+++ DOCUMENT SECTION

Protected island of Kinondoni District in the Dar es Salaam Region of Tanzania

Fungu Yasini Island (Kisiwa cha Fungu Yasini, in Swahili) is a protected, uninhabited island under the Dar es Salaam Marine Reserve (DMRS) with the IUCN category II located within Kinondoni District of Dar es Salaam Region in Tanzania. The island reserve measures around 22.90km2 with most it underwater as a reef. South of the island is Mbudya Island.

==Overview==
This marine reserve is distinct because it is an island-like sand bank that can only be viewed at low tide and has no vegetation. On the west and north sides of the lower intertidal zone, there is a lot of sea grass mixed in with patches of coral. Lower intertidal regions in the southeast are rocky.

This marine reserve stands out because it is an island-like sand bank with no vegetation that can only be seen at low tide. It is located in the northern part of Dar es Salaam, immediately following Mbudya Island Marine Reserve. Sea grass and coral patchy areas coexist on the west and north edges of the lower intertidal zone. Southeasterly lower intertidal areas are rocky.

More than 35% of the island's coral cover is found in two sites, one on the southwest waters of less than 10 m (108,320 m2) and the other on the deeper waters (462,765 m2), where coral reefs can be found. Similar to other DMRS islands, Thalassia hemprichii and Thallasodentron ciliatum are the two most common species of sea grass. Sea cucumbers, octopuses, sea urchins, giant clams, rock crabs, tigger cowries, starfish, cushion stars, and nudibranchs are some of the creatures that can be found in the intertidal flats.

++++++

# WORK INSTRUCTION A
Answer these questions from the Fungu Yasini Island text:
(i) Which island lies south of Fungu Yasini Island?
(ii) What IUCN category does the island have?
(iii) What area does the coral site in the southwest waters of less than 10 m cover?
# WORK INSTRUCTION B
According to the Fungu Yasini Island text, which district, region and country is the island located within?
# WORK INSTRUCTION C
Translate this sentence from the Fungu Yasini Island text into Spanish: "Lower intertidal regions in the southeast are rocky."

+++ EXTRACTED MATERIAL

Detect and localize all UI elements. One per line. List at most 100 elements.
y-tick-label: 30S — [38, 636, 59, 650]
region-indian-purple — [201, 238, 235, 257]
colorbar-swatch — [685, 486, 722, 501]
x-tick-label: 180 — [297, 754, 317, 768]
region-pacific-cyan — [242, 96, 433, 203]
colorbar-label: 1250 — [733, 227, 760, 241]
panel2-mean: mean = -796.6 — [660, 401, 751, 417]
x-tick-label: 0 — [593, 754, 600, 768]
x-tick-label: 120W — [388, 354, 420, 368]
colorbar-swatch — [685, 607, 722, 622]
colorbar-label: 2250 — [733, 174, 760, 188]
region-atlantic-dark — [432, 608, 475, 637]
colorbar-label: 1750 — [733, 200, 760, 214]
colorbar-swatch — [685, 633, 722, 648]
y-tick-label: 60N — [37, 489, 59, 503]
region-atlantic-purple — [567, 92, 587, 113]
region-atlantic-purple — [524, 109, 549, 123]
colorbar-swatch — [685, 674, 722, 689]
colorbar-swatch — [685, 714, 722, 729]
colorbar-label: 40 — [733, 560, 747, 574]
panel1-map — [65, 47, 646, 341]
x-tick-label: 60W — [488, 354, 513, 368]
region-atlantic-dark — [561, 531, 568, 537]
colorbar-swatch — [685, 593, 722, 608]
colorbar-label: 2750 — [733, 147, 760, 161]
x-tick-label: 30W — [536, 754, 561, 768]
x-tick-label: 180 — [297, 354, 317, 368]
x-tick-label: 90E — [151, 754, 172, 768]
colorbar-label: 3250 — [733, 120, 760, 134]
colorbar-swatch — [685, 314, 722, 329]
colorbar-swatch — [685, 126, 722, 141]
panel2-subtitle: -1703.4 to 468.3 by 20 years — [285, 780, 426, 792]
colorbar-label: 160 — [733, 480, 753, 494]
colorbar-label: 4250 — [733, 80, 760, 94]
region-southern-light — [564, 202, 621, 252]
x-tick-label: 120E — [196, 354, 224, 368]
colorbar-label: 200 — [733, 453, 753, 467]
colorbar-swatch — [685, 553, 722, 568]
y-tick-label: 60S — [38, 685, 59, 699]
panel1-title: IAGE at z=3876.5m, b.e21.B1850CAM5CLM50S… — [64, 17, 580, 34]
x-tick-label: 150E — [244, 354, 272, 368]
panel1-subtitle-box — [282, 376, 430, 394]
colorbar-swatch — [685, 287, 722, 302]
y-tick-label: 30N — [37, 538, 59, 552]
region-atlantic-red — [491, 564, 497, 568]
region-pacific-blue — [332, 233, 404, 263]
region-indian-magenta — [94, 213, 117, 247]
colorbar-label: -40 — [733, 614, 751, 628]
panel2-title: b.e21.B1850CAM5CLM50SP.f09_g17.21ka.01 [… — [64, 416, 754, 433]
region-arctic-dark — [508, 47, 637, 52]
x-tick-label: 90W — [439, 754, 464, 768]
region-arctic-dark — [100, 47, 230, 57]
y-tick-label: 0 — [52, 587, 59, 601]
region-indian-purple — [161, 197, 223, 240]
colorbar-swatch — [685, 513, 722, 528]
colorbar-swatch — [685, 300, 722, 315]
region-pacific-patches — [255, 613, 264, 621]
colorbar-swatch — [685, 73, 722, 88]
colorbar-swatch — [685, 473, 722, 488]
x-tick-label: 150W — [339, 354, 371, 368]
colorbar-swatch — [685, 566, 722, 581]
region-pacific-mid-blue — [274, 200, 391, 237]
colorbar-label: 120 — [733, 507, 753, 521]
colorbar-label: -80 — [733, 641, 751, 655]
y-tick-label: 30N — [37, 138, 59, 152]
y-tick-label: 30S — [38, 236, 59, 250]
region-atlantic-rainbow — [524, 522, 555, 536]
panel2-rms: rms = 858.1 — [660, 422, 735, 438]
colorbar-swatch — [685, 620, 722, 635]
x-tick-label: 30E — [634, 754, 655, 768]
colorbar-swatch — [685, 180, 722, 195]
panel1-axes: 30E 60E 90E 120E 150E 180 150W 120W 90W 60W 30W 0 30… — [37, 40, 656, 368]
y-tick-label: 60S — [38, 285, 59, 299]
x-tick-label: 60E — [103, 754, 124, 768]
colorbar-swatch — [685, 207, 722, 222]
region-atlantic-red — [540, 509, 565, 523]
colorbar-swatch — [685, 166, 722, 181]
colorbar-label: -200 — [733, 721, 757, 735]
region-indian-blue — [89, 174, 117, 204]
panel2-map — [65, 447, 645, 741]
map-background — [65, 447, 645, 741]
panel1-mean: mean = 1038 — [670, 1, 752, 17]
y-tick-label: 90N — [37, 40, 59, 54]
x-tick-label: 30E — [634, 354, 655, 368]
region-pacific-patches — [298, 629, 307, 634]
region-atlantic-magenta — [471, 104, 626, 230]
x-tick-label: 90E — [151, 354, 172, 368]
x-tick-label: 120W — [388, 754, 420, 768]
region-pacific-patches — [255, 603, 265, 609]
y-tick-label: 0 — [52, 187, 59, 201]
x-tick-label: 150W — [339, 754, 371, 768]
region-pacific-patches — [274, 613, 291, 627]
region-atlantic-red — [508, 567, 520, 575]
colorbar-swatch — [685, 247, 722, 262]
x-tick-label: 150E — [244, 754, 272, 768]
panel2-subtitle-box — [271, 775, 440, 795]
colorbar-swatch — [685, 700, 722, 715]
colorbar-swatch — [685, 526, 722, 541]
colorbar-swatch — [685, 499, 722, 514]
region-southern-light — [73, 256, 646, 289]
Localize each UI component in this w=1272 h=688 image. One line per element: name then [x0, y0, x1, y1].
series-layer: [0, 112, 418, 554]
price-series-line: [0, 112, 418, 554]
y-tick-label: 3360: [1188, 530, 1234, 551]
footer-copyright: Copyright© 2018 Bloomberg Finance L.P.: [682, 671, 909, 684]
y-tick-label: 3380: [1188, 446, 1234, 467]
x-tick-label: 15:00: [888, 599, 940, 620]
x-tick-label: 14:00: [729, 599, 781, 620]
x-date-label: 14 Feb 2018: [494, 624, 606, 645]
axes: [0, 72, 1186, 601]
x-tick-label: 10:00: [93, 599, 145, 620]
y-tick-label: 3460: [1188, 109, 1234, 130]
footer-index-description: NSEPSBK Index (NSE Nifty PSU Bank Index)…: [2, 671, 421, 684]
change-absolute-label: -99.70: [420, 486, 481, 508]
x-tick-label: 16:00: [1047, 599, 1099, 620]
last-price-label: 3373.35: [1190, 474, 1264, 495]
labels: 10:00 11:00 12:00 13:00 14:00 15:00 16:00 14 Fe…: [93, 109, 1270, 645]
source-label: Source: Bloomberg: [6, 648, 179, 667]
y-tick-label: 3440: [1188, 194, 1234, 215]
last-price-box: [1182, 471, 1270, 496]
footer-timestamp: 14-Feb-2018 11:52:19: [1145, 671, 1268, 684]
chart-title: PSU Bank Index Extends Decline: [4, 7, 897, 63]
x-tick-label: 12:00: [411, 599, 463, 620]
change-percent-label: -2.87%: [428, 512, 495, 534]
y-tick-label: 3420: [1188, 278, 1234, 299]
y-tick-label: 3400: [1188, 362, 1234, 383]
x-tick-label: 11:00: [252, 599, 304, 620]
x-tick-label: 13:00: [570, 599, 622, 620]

++++++

# YOUR SOLUTION A
(i) Mbudya Island
(ii) Category II
(iii) 108,320 m2

# YOUR SOLUTION B
Kinondoni District, Dar es Salaam Region, Tanzania

# YOUR SOLUTION C
Las regiones intermareales inferiores del sureste son rocosas.